(WHAT NEEDS TO BE DONE)
Your task is to copy the material exactly.

(SUPPLIED INFORMATION)
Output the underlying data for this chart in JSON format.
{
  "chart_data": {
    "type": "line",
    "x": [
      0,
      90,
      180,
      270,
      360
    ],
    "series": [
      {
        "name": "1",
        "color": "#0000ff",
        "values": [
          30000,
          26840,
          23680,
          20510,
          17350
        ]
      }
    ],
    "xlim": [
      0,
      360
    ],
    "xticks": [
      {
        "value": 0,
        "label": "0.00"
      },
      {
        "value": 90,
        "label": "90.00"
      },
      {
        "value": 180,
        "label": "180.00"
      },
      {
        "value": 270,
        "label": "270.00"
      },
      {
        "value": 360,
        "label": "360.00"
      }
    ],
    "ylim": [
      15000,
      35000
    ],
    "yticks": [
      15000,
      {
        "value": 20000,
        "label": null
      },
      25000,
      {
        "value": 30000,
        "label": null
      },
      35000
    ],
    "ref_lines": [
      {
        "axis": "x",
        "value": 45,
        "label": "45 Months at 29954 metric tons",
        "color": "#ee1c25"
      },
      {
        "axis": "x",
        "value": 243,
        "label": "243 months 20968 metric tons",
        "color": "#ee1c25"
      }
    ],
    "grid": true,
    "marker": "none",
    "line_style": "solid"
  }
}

(EXERCISE ANSWER)
Output the underlying data for this chart in JSON format.
{
  "chart_data": {
    "type": "line",
    "x": [
      0,
      90,
      180,
      270,
      360
    ],
    "series": [
      {
        "name": "1",
        "color": "#0000ff",
        "values": [
          30000,
          26840,
          23680,
          20510,
          17350
        ]
      }
    ],
    "xlim": [
      0,
      360
    ],
    "xticks": [
      {
        "value": 0,
        "label": "0.00"
      },
      {
        "value": 90,
        "label": "90.00"
      },
      {
        "value": 180,
        "label": "180.00"
      },
      {
        "value": 270,
        "label": "270.00"
      },
      {
        "value": 360,
        "label": "360.00"
      }
    ],
    "ylim": [
      15000,
      35000
    ],
    "yticks": [
      15000,
      {
        "value": 20000,
        "label": null
      },
      25000,
      {
        "value": 30000,
        "label": null
      },
      35000
    ],
    "ref_lines": [
      {
        "axis": "x",
        "value": 45,
        "label": "45 Months at 29954 metric tons",
        "color": "#ee1c25"
      },
      {
        "axis": "x",
        "value": 243,
        "label": "243 months 20968 metric tons",
        "color": "#ee1c25"
      }
    ],
    "grid": true,
    "marker": "none",
    "line_style": "solid"
  }
}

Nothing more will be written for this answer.